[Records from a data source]

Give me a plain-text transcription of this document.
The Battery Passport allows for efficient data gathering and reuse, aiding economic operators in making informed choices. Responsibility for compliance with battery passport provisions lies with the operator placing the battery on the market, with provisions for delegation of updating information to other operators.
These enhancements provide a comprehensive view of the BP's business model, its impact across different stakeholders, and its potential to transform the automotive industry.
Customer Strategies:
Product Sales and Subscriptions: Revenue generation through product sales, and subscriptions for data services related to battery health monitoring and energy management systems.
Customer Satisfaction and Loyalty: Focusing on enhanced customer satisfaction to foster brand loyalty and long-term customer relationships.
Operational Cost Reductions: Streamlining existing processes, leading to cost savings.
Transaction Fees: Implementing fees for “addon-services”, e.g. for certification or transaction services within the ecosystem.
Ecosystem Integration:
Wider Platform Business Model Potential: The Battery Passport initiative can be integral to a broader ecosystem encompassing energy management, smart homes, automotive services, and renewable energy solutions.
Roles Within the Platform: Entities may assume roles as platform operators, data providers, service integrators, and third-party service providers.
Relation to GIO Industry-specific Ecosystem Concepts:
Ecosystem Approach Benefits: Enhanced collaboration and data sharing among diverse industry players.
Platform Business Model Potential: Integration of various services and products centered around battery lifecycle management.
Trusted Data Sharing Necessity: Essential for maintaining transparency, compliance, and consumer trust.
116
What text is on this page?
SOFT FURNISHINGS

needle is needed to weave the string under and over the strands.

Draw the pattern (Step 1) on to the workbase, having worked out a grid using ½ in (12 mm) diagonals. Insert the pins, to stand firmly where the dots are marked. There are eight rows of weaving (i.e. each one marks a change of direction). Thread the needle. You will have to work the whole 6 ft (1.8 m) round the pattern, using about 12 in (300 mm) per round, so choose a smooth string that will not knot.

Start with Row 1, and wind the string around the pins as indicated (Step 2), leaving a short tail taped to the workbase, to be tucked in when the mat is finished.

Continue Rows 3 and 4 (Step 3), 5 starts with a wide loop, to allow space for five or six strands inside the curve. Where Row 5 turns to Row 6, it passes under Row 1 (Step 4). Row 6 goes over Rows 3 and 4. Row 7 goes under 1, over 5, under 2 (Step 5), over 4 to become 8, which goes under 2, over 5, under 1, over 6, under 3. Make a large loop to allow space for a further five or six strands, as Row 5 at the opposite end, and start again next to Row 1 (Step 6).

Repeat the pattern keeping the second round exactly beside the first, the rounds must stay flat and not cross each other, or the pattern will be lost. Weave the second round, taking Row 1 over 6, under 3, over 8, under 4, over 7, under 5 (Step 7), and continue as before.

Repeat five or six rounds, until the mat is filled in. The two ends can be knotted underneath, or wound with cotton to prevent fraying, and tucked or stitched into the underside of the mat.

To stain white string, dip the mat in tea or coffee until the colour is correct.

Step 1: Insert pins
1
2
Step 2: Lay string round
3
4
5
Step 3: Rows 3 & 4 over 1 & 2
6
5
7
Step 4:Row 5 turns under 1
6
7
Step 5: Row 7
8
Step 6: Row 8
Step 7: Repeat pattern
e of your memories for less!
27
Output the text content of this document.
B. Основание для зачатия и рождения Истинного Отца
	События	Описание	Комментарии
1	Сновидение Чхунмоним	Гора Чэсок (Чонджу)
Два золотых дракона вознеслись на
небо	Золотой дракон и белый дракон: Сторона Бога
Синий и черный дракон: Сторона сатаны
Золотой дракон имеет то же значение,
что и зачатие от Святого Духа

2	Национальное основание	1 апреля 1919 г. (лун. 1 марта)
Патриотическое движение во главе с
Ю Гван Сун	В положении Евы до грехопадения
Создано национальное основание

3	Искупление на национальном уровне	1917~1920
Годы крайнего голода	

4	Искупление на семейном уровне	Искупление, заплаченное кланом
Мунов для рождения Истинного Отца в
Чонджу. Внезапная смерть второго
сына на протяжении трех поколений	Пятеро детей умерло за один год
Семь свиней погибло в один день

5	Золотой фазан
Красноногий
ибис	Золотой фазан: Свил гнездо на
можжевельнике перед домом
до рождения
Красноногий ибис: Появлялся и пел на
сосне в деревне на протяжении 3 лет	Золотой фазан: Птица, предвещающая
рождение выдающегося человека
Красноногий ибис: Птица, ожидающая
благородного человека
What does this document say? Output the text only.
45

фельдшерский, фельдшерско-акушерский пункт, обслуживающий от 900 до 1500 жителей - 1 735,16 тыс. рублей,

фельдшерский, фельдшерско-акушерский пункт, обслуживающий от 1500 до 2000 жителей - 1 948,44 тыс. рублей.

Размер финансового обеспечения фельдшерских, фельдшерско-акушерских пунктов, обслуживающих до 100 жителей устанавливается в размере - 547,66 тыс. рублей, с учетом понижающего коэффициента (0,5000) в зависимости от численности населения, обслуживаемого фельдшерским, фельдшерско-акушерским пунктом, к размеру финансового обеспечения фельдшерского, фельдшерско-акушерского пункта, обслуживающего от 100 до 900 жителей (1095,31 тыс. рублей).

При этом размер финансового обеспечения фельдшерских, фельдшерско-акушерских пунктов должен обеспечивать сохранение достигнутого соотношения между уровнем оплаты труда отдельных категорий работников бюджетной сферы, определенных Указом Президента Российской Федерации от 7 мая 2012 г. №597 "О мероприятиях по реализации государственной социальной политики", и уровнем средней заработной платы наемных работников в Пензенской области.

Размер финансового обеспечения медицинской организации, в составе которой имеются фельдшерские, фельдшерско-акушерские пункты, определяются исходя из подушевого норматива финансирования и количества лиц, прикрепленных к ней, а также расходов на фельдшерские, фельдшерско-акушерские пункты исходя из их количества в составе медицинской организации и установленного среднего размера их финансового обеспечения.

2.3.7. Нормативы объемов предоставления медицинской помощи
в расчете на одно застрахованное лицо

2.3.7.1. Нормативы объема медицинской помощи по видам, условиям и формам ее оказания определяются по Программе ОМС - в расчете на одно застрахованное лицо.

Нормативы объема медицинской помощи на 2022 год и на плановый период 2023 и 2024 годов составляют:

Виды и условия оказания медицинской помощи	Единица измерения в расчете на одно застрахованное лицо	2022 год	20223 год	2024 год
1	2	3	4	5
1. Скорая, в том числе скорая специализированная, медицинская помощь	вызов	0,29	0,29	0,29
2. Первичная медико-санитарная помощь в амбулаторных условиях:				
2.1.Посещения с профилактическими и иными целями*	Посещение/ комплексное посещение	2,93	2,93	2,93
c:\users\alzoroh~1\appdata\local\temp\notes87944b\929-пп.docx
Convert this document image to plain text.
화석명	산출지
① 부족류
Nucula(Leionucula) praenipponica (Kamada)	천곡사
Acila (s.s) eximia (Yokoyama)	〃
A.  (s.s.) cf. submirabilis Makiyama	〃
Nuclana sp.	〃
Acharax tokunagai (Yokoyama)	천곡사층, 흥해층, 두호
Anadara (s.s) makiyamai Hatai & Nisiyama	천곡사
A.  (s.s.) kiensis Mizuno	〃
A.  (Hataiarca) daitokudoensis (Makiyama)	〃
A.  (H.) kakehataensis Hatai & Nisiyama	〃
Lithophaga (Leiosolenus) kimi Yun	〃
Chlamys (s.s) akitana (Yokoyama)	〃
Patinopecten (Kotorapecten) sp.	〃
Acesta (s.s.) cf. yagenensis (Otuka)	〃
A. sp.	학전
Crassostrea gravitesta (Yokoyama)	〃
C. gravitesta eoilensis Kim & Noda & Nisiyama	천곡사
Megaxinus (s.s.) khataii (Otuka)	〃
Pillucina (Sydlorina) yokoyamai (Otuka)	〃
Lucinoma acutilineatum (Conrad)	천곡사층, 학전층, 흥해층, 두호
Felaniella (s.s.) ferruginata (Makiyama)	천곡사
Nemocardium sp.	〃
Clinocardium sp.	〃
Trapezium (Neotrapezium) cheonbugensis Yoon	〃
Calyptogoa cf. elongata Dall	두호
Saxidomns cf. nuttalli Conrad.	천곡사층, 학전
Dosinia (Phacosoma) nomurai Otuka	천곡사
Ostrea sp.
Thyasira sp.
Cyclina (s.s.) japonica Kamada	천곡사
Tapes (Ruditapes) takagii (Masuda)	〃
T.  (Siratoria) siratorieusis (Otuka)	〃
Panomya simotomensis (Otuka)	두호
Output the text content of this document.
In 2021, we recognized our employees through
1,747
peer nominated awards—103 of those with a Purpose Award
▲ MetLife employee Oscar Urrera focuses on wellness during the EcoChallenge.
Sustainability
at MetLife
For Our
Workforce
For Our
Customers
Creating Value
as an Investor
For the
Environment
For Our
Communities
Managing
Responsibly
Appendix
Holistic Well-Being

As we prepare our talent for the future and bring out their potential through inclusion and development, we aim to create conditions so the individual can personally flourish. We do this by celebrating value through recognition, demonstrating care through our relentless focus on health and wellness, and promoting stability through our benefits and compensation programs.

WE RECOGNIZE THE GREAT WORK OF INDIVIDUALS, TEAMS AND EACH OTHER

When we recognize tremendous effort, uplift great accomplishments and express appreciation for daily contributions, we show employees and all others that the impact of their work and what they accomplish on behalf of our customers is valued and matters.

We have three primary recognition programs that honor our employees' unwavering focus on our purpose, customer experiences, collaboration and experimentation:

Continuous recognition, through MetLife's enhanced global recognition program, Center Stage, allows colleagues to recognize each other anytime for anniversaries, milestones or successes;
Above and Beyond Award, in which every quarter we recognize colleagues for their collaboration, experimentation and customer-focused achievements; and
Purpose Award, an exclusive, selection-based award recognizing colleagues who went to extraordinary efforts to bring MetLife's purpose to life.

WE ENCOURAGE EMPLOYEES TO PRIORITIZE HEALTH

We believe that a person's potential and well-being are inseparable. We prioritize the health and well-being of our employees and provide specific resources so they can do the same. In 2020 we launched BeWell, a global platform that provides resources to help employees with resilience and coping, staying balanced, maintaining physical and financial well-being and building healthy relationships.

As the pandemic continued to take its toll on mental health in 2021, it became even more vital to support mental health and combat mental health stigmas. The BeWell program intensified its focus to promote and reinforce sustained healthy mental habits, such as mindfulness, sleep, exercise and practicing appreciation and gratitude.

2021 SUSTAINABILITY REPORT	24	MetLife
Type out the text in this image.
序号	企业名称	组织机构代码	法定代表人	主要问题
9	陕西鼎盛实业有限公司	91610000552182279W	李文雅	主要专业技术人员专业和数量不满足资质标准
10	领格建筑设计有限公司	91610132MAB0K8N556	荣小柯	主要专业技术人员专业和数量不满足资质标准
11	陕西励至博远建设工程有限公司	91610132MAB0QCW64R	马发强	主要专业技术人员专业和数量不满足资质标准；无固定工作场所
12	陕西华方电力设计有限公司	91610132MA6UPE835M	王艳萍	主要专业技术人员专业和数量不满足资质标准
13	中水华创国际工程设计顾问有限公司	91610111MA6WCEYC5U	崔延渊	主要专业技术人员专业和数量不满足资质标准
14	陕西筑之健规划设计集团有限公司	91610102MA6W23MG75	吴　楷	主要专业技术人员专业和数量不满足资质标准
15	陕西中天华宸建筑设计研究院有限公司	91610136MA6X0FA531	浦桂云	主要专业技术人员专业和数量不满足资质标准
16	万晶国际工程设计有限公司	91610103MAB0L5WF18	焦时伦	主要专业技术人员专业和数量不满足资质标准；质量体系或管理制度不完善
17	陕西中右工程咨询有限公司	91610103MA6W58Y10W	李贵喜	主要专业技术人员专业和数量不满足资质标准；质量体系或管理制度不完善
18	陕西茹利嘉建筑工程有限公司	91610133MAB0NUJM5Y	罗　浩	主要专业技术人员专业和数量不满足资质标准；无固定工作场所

[Instructions to follow] Read the data above. Pull out each line in which the string "лицо" appears.

[Result of the exercise]
в расчете на одно застрахованное лицо
2.3.7.1. Нормативы объема медицинской помощи по видам, условиям и формам ее оказания определяются по Программе ОМС - в расчете на одно застрахованное лицо.
Виды и условия оказания медицинской помощи	Единица измерения в расчете на одно застрахованное лицо	2022 год	20223 год	2024 год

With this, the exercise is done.